PROBLEM DETAILS: Render the following material again verbatim, leaving nothing out.

[BEGIN RAW DATA]

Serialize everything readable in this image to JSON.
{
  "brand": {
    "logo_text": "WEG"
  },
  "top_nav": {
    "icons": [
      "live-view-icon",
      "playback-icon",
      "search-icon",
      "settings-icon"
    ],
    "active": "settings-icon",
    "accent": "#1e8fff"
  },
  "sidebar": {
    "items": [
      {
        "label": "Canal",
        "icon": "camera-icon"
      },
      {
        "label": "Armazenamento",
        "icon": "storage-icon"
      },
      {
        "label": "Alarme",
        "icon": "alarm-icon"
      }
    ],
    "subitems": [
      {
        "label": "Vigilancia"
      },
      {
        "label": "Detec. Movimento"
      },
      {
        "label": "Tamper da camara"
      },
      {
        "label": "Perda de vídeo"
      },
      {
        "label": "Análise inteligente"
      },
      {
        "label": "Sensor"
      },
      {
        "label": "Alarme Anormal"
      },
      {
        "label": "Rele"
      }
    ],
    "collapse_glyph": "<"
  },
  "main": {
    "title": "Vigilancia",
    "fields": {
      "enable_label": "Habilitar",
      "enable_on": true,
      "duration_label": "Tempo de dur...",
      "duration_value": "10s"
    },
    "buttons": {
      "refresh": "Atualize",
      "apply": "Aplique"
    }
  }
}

[END RAW DATA]

REPLY:
Serialize everything readable in this image to JSON.
{
  "brand": {
    "logo_text": "WEG"
  },
  "top_nav": {
    "icons": [
      "live-view-icon",
      "playback-icon",
      "search-icon",
      "settings-icon"
    ],
    "active": "settings-icon",
    "accent": "#1e8fff"
  },
  "sidebar": {
    "items": [
      {
        "label": "Canal",
        "icon": "camera-icon"
      },
      {
        "label": "Armazenamento",
        "icon": "storage-icon"
      },
      {
        "label": "Alarme",
        "icon": "alarm-icon"
      }
    ],
    "subitems": [
      {
        "label": "Vigilancia"
      },
      {
        "label": "Detec. Movimento"
      },
      {
        "label": "Tamper da camara"
      },
      {
        "label": "Perda de vídeo"
      },
      {
        "label": "Análise inteligente"
      },
      {
        "label": "Sensor"
      },
      {
        "label": "Alarme Anormal"
      },
      {
        "label": "Rele"
      }
    ],
    "collapse_glyph": "<"
  },
  "main": {
    "title": "Vigilancia",
    "fields": {
      "enable_label": "Habilitar",
      "enable_on": true,
      "duration_label": "Tempo de dur...",
      "duration_value": "10s"
    },
    "buttons": {
      "refresh": "Atualize",
      "apply": "Aplique"
    }
  }
}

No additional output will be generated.